Data records
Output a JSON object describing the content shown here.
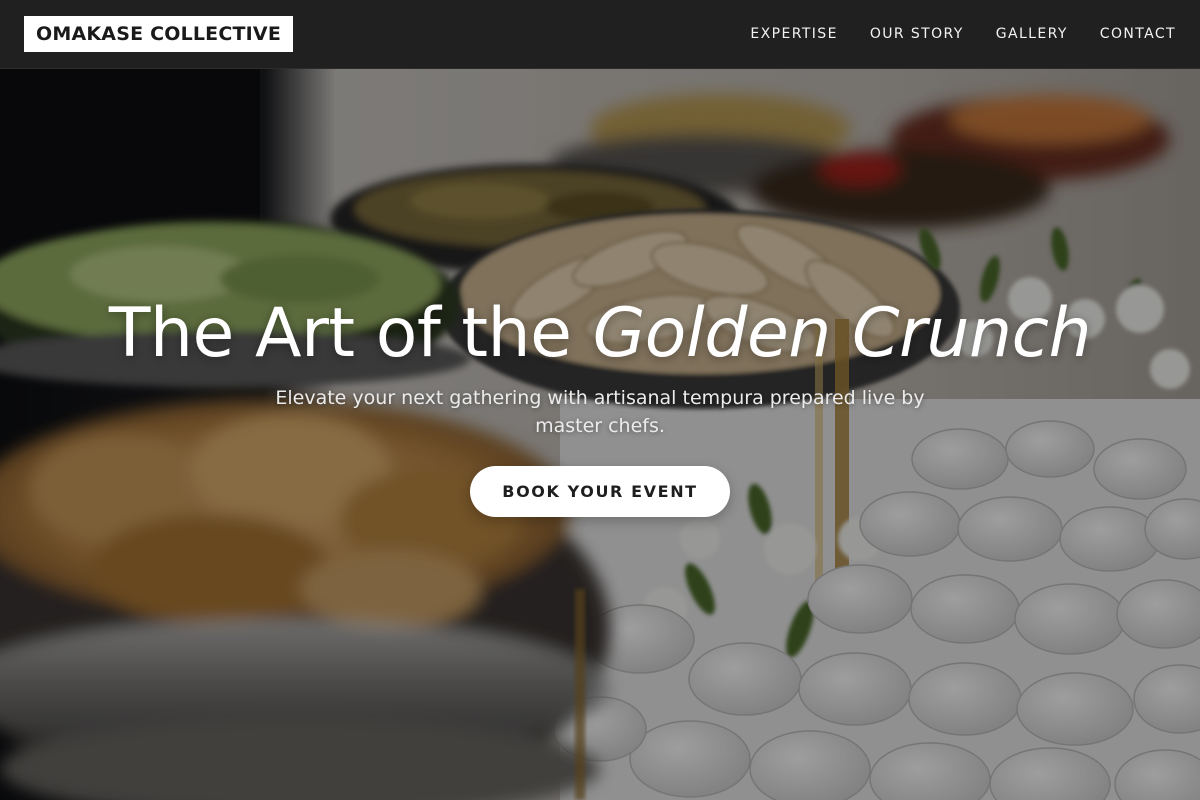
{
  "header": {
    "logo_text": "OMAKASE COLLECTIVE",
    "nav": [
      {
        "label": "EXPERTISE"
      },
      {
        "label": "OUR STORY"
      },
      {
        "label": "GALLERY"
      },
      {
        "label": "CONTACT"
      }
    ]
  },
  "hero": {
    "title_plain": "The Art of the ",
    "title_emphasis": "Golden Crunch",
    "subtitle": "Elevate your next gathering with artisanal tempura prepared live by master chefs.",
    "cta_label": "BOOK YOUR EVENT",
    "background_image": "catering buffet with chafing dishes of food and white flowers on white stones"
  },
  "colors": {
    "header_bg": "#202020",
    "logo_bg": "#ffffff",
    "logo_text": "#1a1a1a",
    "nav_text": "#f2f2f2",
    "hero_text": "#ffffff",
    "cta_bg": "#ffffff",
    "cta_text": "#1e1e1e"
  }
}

==

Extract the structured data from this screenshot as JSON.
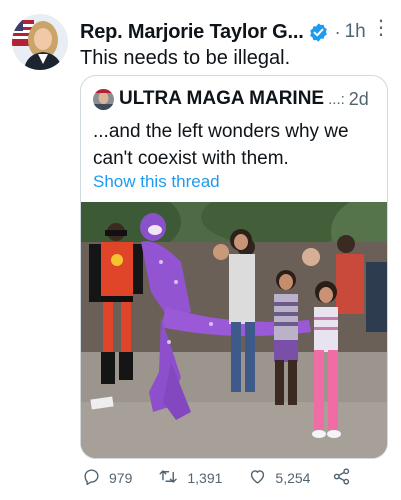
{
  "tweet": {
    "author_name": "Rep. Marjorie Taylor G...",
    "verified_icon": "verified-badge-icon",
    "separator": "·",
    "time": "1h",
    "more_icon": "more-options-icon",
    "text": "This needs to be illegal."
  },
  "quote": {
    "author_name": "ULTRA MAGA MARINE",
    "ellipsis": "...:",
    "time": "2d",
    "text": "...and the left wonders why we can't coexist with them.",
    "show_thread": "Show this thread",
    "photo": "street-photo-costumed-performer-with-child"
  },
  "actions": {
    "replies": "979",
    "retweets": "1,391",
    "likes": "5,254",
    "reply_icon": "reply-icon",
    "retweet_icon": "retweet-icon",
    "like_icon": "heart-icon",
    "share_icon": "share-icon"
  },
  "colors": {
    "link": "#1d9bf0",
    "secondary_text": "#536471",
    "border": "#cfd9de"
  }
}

## EXERCISE TASK
Each line holding "with" must be found and copied.

## ANSWER TO THE TASK
    "subtitle": "Elevate your next gathering with artisanal tempura prepared live by master chefs.",
    "background_image": "catering buffet with chafing dishes of food and white flowers on white stones"
    "text": "...and the left wonders why we can't coexist with them.",
    "photo": "street-photo-costumed-performer-with-child"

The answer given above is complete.